## What to do
Are you able to retype all the records below exactly?

:: Provided data ::

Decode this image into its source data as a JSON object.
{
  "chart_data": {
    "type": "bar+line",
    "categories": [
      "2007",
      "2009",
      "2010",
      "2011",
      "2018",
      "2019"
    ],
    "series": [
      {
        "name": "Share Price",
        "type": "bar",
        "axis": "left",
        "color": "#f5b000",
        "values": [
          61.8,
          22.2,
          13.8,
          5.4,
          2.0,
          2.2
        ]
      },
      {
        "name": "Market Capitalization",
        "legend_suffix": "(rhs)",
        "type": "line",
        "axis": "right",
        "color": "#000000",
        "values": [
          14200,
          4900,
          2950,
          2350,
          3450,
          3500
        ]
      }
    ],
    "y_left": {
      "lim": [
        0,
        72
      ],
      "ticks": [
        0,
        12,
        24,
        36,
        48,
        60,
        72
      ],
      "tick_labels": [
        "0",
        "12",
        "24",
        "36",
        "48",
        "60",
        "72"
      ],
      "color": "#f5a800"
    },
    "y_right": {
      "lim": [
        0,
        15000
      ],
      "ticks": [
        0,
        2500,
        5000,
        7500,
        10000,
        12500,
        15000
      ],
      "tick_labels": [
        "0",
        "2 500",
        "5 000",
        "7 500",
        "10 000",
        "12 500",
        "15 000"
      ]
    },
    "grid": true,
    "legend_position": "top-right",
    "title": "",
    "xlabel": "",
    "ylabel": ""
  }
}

:::

## Solution for this task
Decode this image into its source data as a JSON object.
{
  "chart_data": {
    "type": "bar+line",
    "categories": [
      "2007",
      "2009",
      "2010",
      "2011",
      "2018",
      "2019"
    ],
    "series": [
      {
        "name": "Share Price",
        "type": "bar",
        "axis": "left",
        "color": "#f5b000",
        "values": [
          61.8,
          22.2,
          13.8,
          5.4,
          2.0,
          2.2
        ]
      },
      {
        "name": "Market Capitalization",
        "legend_suffix": "(rhs)",
        "type": "line",
        "axis": "right",
        "color": "#000000",
        "values": [
          14200,
          4900,
          2950,
          2350,
          3450,
          3500
        ]
      }
    ],
    "y_left": {
      "lim": [
        0,
        72
      ],
      "ticks": [
        0,
        12,
        24,
        36,
        48,
        60,
        72
      ],
      "tick_labels": [
        "0",
        "12",
        "24",
        "36",
        "48",
        "60",
        "72"
      ],
      "color": "#f5a800"
    },
    "y_right": {
      "lim": [
        0,
        15000
      ],
      "ticks": [
        0,
        2500,
        5000,
        7500,
        10000,
        12500,
        15000
      ],
      "tick_labels": [
        "0",
        "2 500",
        "5 000",
        "7 500",
        "10 000",
        "12 500",
        "15 000"
      ]
    },
    "grid": true,
    "legend_position": "top-right",
    "title": "",
    "xlabel": "",
    "ylabel": ""
  }
}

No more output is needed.